--- START Records to process ---

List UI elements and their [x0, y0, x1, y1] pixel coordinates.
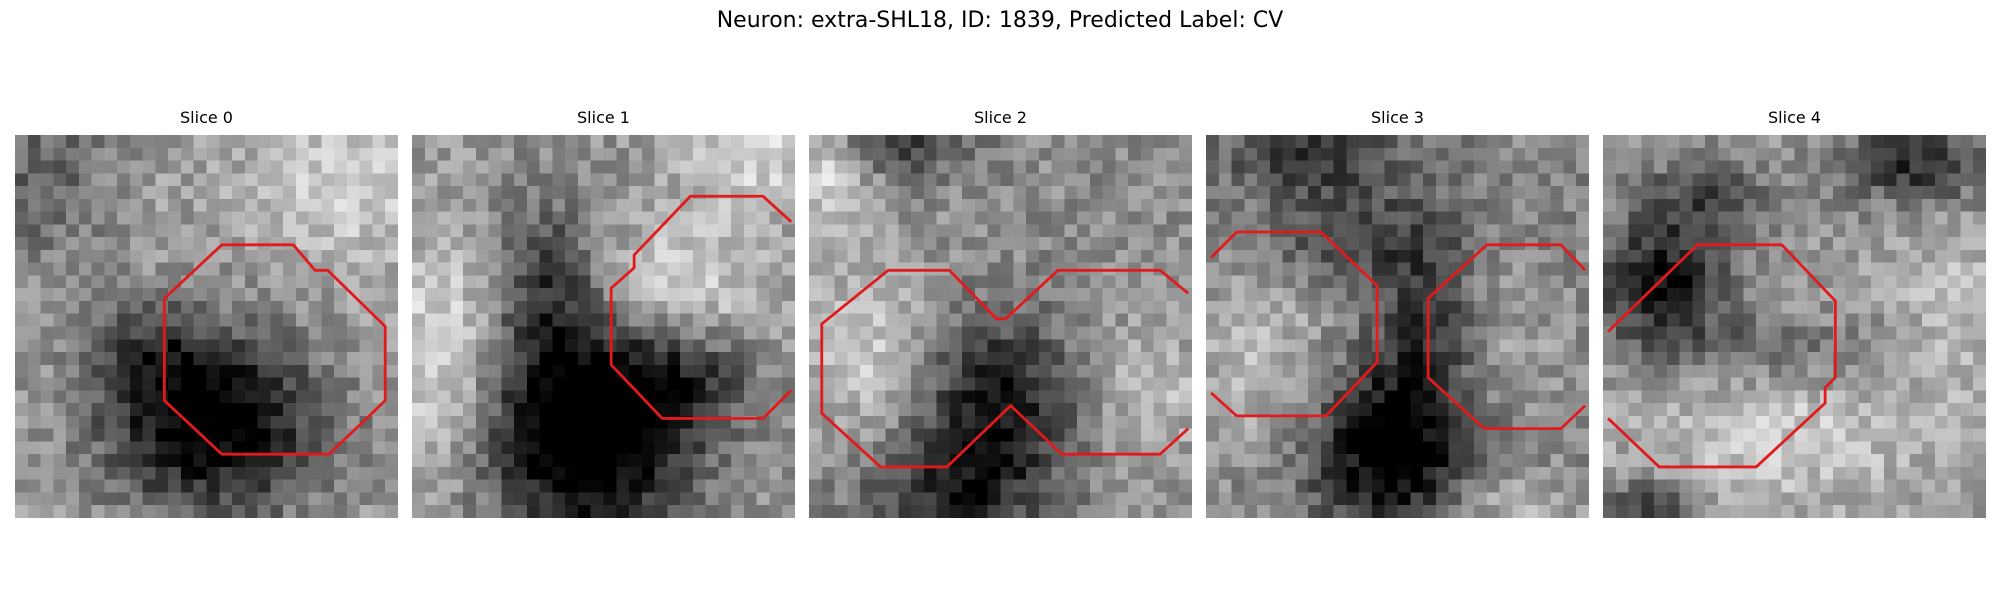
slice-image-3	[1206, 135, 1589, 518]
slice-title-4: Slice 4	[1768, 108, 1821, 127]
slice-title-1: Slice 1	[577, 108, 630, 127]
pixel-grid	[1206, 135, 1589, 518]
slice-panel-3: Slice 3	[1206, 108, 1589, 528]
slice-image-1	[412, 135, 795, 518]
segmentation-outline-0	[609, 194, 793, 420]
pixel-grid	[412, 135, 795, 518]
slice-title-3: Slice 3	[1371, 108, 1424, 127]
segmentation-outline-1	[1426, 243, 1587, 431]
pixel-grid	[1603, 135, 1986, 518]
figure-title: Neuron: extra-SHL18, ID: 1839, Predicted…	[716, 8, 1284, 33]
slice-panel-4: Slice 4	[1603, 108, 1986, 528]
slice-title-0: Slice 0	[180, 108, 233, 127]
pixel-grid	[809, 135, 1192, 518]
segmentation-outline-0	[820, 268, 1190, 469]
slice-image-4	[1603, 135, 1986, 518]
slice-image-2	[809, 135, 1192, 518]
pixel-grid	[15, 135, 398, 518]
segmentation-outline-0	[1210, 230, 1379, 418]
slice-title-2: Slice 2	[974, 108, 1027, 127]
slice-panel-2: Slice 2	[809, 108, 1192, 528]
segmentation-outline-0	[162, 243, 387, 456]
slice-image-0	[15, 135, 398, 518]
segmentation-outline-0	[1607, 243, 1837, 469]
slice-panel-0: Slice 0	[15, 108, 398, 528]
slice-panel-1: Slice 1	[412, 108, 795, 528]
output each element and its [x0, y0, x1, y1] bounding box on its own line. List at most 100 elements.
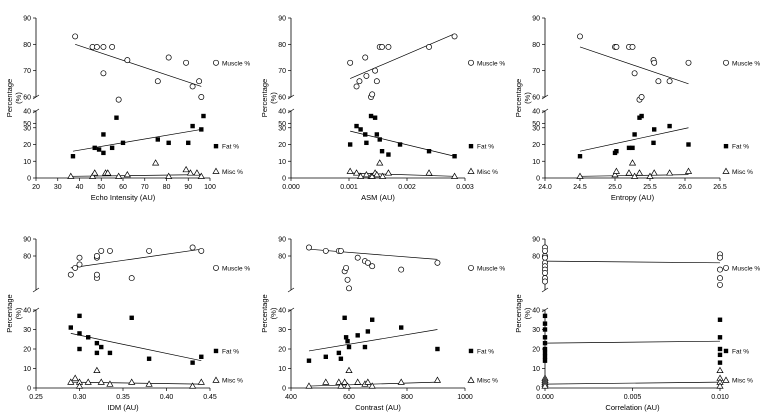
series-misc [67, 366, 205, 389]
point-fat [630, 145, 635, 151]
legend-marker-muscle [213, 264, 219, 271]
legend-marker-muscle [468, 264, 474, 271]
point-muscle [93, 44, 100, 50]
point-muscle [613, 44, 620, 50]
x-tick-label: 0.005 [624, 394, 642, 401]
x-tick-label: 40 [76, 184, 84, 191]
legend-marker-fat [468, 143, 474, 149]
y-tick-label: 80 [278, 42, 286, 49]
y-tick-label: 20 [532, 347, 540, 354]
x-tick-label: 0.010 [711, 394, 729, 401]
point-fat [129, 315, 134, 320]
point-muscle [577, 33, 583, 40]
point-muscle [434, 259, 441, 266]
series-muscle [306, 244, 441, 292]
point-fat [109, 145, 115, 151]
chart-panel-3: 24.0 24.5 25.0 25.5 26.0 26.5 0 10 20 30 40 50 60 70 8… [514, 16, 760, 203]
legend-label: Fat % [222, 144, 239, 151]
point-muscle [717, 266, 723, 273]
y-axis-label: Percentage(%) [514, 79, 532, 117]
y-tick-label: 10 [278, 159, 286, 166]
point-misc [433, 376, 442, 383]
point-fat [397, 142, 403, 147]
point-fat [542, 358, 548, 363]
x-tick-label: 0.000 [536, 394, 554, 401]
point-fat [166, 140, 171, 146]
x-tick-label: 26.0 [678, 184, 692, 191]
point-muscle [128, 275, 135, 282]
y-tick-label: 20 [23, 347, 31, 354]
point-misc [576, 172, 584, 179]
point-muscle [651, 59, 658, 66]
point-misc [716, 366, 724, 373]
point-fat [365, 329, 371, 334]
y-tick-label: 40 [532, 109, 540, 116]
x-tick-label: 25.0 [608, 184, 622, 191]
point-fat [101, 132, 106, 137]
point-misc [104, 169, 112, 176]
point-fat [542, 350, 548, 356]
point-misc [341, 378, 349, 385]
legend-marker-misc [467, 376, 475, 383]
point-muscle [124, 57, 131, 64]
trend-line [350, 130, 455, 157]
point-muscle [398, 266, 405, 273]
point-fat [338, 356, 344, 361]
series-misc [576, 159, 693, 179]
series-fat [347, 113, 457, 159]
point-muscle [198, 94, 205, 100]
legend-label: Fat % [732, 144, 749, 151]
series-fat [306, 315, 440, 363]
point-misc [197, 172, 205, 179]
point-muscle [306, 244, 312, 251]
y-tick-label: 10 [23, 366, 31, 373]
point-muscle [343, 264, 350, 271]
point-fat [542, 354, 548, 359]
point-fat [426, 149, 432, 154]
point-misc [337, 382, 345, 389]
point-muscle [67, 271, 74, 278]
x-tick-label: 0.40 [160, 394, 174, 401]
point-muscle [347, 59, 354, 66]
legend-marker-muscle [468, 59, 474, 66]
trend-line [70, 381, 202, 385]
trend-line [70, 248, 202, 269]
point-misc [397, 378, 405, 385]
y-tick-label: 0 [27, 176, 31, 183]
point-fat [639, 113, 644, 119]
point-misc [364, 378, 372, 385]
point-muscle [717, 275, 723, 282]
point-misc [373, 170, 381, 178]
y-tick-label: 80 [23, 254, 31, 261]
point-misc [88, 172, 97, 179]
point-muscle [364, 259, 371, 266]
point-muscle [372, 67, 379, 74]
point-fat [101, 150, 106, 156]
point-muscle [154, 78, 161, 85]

--- END Records to process ---

#### [Exercise prompt]
Rewrite all of the entries above with every "pixel-grid" changed to "pixel-overlay" and nothing else altered. Omit the pictures from your answer.

#### [Worked solution]
List UI elements and their [x0, y0, x1, y1] pixel coordinates.
slice-image-3	[1206, 135, 1589, 518]
slice-title-4: Slice 4	[1768, 108, 1821, 127]
slice-title-1: Slice 1	[577, 108, 630, 127]
pixel-overlay	[1206, 135, 1589, 518]
slice-panel-3: Slice 3	[1206, 108, 1589, 528]
slice-image-1	[412, 135, 795, 518]
segmentation-outline-0	[609, 194, 793, 420]
pixel-overlay	[412, 135, 795, 518]
slice-title-3: Slice 3	[1371, 108, 1424, 127]
segmentation-outline-1	[1426, 243, 1587, 431]
pixel-overlay	[1603, 135, 1986, 518]
figure-title: Neuron: extra-SHL18, ID: 1839, Predicted…	[716, 8, 1284, 33]
slice-panel-4: Slice 4	[1603, 108, 1986, 528]
slice-title-0: Slice 0	[180, 108, 233, 127]
pixel-overlay	[809, 135, 1192, 518]
segmentation-outline-0	[820, 268, 1190, 469]
slice-image-4	[1603, 135, 1986, 518]
slice-image-2	[809, 135, 1192, 518]
pixel-overlay	[15, 135, 398, 518]
segmentation-outline-0	[1210, 230, 1379, 418]
slice-title-2: Slice 2	[974, 108, 1027, 127]
slice-panel-2: Slice 2	[809, 108, 1192, 528]
segmentation-outline-0	[162, 243, 387, 456]
slice-image-0	[15, 135, 398, 518]
segmentation-outline-0	[1607, 243, 1837, 469]
slice-panel-0: Slice 0	[15, 108, 398, 528]
slice-panel-1: Slice 1	[412, 108, 795, 528]
output each element and its [x0, y0, x1, y1] bounding box on its own line. List at most 100 elements.
series-misc [67, 366, 205, 389]
point-fat [630, 145, 635, 151]
legend-marker-muscle [213, 264, 219, 271]
legend-marker-muscle [468, 264, 474, 271]
point-muscle [93, 44, 100, 50]
point-muscle [613, 44, 620, 50]
x-tick-label: 0.005 [624, 394, 642, 401]
x-tick-label: 40 [76, 184, 84, 191]
legend-marker-fat [468, 143, 474, 149]
y-tick-label: 80 [278, 42, 286, 49]
y-tick-label: 20 [532, 347, 540, 354]
x-tick-label: 0.010 [711, 394, 729, 401]
point-fat [129, 315, 134, 320]
point-muscle [577, 33, 583, 40]
point-muscle [434, 259, 441, 266]
series-muscle [306, 244, 441, 292]
point-fat [109, 145, 115, 151]
chart-panel-3: 24.0 24.5 25.0 25.5 26.0 26.5 0 10 20 30 40 50 60 70 8… [514, 16, 760, 203]
legend-label: Fat % [222, 144, 239, 151]
point-muscle [717, 266, 723, 273]
y-axis-label: Percentage(%) [514, 79, 532, 117]
y-tick-label: 10 [278, 159, 286, 166]
point-misc [433, 376, 442, 383]
point-fat [397, 142, 403, 147]
point-fat [542, 358, 548, 363]
x-tick-label: 0.000 [536, 394, 554, 401]
point-fat [166, 140, 171, 146]
x-tick-label: 26.0 [678, 184, 692, 191]
point-muscle [128, 275, 135, 282]
y-tick-label: 20 [23, 347, 31, 354]
point-misc [576, 172, 584, 179]
point-muscle [651, 59, 658, 66]
point-misc [716, 366, 724, 373]
point-fat [365, 329, 371, 334]
y-tick-label: 40 [532, 109, 540, 116]
x-tick-label: 25.0 [608, 184, 622, 191]
point-fat [101, 132, 106, 137]
point-misc [104, 169, 112, 176]
point-fat [542, 350, 548, 356]
point-misc [341, 378, 349, 385]
legend-marker-misc [467, 376, 475, 383]
point-muscle [124, 57, 131, 64]
trend-line [350, 130, 455, 157]
point-muscle [398, 266, 405, 273]
point-fat [338, 356, 344, 361]
series-misc [576, 159, 693, 179]
series-fat [347, 113, 457, 159]
point-muscle [198, 94, 205, 100]
legend-label: Fat % [732, 144, 749, 151]
series-fat [306, 315, 440, 363]
point-misc [197, 172, 205, 179]
point-muscle [306, 244, 312, 251]
y-tick-label: 10 [23, 366, 31, 373]
point-muscle [343, 264, 350, 271]
point-fat [542, 354, 548, 359]
point-fat [426, 149, 432, 154]
point-misc [337, 382, 345, 389]
point-muscle [67, 271, 74, 278]
x-tick-label: 0.40 [160, 394, 174, 401]
point-muscle [347, 59, 354, 66]
legend-marker-muscle [468, 59, 474, 66]
trend-line [70, 381, 202, 385]
trend-line [70, 248, 202, 269]
point-misc [397, 378, 405, 385]
y-tick-label: 0 [27, 176, 31, 183]
point-fat [639, 113, 644, 119]
point-misc [364, 378, 372, 385]
point-muscle [717, 275, 723, 282]
point-misc [373, 170, 381, 178]
y-tick-label: 80 [23, 254, 31, 261]
point-misc [88, 172, 97, 179]
point-muscle [364, 259, 371, 266]
point-muscle [372, 67, 379, 74]
point-fat [101, 150, 106, 156]
point-muscle [154, 78, 161, 85]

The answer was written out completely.